# Start of Given data

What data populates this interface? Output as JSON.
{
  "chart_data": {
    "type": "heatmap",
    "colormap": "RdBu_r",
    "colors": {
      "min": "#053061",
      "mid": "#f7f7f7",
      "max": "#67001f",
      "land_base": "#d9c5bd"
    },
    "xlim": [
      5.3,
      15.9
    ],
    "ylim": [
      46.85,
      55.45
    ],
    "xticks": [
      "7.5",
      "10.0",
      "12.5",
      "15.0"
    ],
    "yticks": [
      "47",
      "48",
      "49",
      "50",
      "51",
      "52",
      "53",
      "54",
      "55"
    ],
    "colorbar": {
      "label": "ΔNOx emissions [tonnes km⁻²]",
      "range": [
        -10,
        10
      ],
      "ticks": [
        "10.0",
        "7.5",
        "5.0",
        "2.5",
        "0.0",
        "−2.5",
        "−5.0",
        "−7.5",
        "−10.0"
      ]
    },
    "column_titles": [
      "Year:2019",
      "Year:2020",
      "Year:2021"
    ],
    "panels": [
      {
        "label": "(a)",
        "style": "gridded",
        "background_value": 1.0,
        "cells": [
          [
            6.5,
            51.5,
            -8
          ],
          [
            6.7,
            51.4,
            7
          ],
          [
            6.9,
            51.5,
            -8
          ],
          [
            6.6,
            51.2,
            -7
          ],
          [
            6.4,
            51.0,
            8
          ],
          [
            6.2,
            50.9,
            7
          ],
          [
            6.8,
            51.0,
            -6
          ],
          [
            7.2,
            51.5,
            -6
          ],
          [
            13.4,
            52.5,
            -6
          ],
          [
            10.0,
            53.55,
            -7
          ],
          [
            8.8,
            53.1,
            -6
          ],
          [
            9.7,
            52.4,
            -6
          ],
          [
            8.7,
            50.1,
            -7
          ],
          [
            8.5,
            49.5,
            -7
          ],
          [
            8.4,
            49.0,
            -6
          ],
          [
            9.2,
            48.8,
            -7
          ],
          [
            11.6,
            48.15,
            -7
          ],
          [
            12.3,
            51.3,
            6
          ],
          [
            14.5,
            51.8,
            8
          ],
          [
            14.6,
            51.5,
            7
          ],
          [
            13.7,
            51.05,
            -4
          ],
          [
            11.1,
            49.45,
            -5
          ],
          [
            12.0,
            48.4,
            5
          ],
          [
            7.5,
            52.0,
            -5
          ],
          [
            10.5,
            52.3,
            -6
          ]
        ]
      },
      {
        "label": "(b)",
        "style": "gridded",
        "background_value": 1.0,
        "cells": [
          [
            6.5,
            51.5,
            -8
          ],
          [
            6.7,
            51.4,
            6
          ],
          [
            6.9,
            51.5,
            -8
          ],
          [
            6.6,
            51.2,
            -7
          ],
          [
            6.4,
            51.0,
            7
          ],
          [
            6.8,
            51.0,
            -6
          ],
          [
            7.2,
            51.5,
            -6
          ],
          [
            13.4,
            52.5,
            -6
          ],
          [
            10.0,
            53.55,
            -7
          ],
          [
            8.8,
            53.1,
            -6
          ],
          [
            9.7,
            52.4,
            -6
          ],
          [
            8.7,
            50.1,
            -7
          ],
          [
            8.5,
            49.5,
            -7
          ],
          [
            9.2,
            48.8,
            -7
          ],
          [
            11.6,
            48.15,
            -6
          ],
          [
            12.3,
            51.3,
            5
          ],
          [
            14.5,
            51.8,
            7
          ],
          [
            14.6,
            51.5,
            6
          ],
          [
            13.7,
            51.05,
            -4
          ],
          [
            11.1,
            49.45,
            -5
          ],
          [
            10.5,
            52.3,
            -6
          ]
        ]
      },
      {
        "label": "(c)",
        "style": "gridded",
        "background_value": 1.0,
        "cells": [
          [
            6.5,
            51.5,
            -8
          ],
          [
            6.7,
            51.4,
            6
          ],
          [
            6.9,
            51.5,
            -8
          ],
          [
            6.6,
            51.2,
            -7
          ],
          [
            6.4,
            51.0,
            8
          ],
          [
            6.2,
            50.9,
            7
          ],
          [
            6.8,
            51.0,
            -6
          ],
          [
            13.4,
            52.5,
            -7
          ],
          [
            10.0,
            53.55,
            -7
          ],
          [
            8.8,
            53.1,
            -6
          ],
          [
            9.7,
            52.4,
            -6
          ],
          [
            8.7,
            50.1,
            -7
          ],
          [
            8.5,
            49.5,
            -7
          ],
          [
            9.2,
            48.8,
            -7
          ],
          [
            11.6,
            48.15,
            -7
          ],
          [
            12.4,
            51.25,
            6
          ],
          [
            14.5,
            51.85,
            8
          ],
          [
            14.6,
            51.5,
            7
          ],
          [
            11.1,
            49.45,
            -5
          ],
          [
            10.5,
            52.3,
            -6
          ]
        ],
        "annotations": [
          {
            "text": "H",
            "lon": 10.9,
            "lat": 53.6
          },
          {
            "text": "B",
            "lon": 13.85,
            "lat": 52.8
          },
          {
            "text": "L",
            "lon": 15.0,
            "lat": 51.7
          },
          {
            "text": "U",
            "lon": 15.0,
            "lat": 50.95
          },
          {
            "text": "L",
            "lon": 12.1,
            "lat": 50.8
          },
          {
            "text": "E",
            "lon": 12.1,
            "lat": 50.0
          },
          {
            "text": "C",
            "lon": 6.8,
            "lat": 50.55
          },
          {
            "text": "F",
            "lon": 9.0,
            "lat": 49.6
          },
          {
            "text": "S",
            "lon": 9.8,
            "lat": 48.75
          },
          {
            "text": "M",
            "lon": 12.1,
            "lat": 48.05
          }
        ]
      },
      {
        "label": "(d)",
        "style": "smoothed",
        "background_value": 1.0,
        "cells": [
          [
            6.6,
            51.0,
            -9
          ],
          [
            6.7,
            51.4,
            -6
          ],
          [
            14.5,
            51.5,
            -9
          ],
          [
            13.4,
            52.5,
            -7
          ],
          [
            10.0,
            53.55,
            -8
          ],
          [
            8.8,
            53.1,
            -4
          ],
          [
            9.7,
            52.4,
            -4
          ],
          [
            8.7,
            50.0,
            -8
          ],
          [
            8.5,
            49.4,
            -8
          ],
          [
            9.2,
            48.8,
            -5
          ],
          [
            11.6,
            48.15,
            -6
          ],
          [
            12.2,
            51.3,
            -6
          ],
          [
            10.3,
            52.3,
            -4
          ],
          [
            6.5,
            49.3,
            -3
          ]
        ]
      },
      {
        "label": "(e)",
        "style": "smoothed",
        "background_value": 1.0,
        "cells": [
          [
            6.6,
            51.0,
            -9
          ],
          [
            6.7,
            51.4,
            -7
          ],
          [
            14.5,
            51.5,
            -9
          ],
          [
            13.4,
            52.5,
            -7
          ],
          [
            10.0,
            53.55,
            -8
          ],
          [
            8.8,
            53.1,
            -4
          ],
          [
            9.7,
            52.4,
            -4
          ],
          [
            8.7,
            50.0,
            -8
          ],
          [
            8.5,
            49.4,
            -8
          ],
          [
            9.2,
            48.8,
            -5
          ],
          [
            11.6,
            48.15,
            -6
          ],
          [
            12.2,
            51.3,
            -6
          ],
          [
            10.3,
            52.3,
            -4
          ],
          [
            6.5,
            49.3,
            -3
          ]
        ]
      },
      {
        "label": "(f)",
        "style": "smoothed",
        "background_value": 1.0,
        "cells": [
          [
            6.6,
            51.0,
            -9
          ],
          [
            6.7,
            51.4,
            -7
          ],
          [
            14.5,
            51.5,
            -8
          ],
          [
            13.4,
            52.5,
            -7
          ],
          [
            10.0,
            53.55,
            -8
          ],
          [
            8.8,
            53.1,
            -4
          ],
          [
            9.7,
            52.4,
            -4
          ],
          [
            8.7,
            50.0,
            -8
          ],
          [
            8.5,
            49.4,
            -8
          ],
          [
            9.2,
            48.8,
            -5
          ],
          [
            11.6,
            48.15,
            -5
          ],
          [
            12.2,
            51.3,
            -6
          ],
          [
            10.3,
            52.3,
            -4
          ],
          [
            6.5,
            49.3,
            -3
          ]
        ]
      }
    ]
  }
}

# End of Given data

Say how many lines in the records above hold "label", and give no other text.

▶ [Solution for this problem] 7